◆ **WORK TO BE COMPLETED**
Search the material for the word "Market" and copy each line that holds it.

◆ **EXERCISE DATA**

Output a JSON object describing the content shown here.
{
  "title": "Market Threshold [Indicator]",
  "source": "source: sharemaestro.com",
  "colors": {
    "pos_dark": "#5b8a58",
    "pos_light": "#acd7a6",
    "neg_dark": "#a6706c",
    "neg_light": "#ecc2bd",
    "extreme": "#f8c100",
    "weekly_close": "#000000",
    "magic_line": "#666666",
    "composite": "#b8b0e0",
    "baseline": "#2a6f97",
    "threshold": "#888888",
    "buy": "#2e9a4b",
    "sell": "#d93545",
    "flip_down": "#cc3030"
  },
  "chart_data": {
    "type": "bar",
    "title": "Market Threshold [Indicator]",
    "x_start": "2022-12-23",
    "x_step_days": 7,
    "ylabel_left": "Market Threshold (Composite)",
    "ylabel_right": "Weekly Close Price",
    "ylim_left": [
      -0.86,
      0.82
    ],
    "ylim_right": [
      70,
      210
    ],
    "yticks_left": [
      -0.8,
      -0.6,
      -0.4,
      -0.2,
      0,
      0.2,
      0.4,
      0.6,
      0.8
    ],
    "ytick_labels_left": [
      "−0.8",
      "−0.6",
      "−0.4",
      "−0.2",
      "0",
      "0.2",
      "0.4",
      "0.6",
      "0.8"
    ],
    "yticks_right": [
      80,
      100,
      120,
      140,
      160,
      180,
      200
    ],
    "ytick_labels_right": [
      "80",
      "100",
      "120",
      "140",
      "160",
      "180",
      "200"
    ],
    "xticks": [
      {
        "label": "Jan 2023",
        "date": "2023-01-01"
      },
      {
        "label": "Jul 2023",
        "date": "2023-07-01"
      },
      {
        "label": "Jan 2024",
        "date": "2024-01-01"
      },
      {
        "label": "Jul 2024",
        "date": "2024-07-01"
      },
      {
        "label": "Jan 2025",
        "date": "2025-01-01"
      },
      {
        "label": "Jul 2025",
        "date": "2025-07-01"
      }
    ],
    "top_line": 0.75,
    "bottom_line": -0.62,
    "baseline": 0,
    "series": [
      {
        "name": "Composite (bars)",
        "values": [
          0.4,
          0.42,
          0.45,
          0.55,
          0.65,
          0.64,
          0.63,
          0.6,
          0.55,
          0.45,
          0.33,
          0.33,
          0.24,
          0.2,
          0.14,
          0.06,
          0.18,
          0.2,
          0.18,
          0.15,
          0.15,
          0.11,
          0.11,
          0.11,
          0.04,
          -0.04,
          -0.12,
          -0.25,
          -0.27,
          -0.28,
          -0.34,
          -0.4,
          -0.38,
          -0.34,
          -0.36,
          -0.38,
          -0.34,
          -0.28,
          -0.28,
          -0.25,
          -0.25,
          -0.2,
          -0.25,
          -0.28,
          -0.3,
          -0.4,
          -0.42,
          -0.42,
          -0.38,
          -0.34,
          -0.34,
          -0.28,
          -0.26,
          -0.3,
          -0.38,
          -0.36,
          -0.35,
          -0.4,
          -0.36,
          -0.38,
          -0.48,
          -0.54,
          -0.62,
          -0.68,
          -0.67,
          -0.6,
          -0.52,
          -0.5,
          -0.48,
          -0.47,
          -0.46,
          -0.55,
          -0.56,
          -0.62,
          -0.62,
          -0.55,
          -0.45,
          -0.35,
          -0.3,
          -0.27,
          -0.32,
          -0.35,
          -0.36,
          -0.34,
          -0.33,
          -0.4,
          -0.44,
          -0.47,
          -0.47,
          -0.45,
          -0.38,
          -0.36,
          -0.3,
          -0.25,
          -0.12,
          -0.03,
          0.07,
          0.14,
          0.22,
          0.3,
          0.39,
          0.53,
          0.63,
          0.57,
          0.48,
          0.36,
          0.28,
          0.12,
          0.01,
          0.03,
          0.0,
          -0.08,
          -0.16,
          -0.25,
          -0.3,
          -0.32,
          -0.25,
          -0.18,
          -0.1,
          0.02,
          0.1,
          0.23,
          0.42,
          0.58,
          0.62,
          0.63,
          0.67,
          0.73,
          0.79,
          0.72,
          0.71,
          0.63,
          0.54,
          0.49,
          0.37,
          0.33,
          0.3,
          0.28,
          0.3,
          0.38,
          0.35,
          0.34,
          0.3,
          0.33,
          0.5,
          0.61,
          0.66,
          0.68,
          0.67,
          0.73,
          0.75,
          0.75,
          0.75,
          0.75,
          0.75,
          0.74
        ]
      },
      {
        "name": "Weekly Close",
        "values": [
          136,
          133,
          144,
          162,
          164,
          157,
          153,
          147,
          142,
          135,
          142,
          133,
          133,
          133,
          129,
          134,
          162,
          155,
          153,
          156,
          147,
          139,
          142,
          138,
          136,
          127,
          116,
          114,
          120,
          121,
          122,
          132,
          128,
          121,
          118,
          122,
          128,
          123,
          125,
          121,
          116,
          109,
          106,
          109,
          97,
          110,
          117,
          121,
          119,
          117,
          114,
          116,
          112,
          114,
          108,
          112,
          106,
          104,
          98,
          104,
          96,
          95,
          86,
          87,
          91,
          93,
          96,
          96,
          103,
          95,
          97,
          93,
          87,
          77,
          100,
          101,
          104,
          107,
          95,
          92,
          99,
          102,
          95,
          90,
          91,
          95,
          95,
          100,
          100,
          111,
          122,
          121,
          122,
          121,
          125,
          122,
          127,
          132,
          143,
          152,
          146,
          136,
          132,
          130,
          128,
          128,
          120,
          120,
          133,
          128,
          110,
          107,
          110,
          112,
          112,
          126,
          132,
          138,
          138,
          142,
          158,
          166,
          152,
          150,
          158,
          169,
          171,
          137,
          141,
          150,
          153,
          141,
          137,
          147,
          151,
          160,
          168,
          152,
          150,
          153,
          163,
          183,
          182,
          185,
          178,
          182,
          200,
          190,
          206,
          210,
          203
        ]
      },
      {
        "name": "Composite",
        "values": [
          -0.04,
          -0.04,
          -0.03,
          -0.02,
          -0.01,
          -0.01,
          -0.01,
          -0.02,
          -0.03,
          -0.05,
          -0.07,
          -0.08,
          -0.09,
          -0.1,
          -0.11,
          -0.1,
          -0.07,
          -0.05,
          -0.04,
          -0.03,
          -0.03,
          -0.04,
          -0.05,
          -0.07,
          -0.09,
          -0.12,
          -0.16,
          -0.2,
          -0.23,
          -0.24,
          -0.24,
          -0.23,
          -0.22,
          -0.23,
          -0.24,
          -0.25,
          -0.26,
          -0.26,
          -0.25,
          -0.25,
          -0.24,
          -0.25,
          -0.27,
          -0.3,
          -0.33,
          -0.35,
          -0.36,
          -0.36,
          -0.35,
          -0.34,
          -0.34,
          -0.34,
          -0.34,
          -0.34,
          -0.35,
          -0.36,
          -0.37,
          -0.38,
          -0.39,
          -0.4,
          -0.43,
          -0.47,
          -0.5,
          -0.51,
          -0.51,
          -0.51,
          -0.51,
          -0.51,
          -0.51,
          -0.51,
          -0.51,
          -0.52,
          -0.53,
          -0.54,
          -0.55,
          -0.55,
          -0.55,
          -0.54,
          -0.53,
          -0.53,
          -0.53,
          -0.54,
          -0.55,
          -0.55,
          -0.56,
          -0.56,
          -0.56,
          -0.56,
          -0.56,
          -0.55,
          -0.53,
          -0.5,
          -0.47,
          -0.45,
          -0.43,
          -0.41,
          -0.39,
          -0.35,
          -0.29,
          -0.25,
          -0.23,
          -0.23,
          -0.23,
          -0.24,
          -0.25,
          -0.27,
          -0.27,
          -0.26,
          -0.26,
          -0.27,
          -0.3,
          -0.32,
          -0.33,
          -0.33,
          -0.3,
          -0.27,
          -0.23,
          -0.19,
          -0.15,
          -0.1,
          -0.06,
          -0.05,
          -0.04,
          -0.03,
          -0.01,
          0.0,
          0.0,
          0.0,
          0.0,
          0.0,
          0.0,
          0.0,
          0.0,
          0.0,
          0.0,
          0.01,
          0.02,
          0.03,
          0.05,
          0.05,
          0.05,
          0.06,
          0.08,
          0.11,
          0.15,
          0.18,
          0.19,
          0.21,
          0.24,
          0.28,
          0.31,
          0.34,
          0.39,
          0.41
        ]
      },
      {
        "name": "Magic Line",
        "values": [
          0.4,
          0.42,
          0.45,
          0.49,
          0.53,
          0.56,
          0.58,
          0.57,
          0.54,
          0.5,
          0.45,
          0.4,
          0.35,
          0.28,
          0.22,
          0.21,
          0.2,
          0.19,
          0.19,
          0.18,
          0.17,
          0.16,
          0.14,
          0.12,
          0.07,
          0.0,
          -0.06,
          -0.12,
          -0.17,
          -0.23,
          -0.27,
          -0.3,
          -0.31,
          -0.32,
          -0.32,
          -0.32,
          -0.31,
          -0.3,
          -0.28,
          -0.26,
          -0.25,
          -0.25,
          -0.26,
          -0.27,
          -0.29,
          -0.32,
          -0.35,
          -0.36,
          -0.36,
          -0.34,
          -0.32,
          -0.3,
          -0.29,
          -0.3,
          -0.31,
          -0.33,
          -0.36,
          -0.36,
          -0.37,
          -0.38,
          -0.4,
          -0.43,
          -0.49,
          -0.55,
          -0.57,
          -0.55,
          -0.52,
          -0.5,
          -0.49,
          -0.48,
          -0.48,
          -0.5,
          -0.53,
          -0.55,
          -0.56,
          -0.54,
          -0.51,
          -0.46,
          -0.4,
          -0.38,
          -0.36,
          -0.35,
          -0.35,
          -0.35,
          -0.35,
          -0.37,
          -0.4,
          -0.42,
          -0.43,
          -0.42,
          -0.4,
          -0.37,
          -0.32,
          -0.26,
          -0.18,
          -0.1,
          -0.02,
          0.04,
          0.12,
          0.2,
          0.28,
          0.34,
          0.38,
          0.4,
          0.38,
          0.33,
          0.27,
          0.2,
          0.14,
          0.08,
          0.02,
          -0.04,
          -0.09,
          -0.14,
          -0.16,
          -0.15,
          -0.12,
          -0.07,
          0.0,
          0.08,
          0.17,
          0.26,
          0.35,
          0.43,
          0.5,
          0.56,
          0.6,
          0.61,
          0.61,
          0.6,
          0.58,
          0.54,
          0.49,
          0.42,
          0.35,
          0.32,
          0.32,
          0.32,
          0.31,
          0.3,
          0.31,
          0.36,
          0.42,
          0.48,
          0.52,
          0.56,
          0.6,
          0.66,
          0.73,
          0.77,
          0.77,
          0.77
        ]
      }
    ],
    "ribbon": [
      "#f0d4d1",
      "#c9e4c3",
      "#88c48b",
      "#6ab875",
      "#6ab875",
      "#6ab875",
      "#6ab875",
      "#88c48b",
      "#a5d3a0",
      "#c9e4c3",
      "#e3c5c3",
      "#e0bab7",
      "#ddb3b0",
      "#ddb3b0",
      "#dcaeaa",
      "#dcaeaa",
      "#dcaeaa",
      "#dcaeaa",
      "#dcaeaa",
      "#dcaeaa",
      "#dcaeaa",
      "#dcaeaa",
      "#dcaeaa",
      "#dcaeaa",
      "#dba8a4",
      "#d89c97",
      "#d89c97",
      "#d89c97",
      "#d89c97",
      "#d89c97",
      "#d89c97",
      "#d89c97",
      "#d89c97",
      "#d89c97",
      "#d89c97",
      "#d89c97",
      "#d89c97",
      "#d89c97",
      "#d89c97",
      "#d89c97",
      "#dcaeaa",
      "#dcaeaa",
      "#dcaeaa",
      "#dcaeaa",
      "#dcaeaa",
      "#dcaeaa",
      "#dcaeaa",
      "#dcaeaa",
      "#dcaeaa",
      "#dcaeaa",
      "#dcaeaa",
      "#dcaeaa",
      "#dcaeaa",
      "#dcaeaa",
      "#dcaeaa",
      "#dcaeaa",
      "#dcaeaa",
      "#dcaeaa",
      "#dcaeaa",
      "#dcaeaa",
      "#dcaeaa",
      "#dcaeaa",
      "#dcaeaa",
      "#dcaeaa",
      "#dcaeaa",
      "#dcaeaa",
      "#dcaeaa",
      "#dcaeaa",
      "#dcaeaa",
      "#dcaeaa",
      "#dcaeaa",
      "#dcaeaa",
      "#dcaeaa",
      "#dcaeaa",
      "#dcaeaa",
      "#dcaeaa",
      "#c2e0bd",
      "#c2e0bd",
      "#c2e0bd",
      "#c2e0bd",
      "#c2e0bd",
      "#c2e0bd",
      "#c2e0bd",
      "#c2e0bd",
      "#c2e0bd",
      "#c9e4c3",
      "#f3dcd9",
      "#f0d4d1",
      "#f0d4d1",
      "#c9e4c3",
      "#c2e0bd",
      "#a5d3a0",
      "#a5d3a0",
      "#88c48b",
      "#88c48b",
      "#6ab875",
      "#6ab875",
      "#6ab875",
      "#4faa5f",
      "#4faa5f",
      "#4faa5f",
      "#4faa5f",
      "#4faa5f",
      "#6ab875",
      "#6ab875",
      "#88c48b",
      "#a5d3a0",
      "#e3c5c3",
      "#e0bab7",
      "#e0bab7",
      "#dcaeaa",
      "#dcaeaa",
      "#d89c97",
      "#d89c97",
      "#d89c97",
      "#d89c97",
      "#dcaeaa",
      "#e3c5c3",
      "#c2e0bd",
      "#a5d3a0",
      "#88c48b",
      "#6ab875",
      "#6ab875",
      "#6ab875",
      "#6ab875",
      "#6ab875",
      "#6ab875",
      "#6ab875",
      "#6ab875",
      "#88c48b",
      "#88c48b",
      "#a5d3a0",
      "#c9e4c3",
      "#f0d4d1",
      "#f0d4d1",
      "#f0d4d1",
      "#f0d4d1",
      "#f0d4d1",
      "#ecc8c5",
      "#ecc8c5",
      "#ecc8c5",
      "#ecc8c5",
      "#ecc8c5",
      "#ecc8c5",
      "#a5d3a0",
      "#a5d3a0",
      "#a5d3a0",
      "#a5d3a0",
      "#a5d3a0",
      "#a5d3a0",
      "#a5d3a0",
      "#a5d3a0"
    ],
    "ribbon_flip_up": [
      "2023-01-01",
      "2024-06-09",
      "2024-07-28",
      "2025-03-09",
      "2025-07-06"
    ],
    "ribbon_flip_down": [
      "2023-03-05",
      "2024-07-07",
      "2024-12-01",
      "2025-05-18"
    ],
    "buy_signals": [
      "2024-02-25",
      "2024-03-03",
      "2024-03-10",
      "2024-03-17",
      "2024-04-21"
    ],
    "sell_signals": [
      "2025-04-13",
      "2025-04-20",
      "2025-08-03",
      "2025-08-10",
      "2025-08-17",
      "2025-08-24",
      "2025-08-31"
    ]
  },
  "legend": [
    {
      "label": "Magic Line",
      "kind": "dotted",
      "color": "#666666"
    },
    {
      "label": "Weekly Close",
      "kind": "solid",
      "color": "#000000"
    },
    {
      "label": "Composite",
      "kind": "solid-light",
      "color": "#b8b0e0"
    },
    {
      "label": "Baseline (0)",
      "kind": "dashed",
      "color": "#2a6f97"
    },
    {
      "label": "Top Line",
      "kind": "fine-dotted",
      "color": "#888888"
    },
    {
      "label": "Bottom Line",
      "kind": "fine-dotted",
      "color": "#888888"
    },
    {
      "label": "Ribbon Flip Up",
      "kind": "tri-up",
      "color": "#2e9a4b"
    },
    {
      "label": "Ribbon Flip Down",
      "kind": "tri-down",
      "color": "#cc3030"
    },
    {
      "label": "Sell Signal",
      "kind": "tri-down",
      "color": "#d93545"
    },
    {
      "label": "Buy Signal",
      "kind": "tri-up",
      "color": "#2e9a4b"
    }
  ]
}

◆ **PROBLEM SOLUTION**
  "title": "Market Threshold [Indicator]",
    "title": "Market Threshold [Indicator]",
    "ylabel_left": "Market Threshold (Composite)",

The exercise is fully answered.